<<<<
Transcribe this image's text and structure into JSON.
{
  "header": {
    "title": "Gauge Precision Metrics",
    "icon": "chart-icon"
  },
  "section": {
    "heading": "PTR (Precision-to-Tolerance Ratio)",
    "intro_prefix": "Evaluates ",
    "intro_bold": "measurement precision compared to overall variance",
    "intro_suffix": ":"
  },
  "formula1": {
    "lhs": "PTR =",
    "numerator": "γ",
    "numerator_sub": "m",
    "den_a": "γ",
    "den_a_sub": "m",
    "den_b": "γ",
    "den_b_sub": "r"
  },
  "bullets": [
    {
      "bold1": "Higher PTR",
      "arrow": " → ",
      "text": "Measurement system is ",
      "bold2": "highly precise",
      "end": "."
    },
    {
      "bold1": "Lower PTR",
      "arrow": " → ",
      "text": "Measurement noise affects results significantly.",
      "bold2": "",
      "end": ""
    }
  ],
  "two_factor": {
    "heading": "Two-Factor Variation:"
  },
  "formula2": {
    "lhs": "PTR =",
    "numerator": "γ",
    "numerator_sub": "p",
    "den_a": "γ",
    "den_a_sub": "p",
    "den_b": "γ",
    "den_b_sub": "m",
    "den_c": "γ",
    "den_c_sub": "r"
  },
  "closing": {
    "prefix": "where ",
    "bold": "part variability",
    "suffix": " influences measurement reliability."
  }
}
>>>>
Repeat every entry exactly, please.

◆ Worked answer
Transcribe this image's text and structure into JSON.
{
  "header": {
    "title": "Gauge Precision Metrics",
    "icon": "chart-icon"
  },
  "section": {
    "heading": "PTR (Precision-to-Tolerance Ratio)",
    "intro_prefix": "Evaluates ",
    "intro_bold": "measurement precision compared to overall variance",
    "intro_suffix": ":"
  },
  "formula1": {
    "lhs": "PTR =",
    "numerator": "γ",
    "numerator_sub": "m",
    "den_a": "γ",
    "den_a_sub": "m",
    "den_b": "γ",
    "den_b_sub": "r"
  },
  "bullets": [
    {
      "bold1": "Higher PTR",
      "arrow": " → ",
      "text": "Measurement system is ",
      "bold2": "highly precise",
      "end": "."
    },
    {
      "bold1": "Lower PTR",
      "arrow": " → ",
      "text": "Measurement noise affects results significantly.",
      "bold2": "",
      "end": ""
    }
  ],
  "two_factor": {
    "heading": "Two-Factor Variation:"
  },
  "formula2": {
    "lhs": "PTR =",
    "numerator": "γ",
    "numerator_sub": "p",
    "den_a": "γ",
    "den_a_sub": "p",
    "den_b": "γ",
    "den_b_sub": "m",
    "den_c": "γ",
    "den_c_sub": "r"
  },
  "closing": {
    "prefix": "where ",
    "bold": "part variability",
    "suffix": " influences measurement reliability."
  }
}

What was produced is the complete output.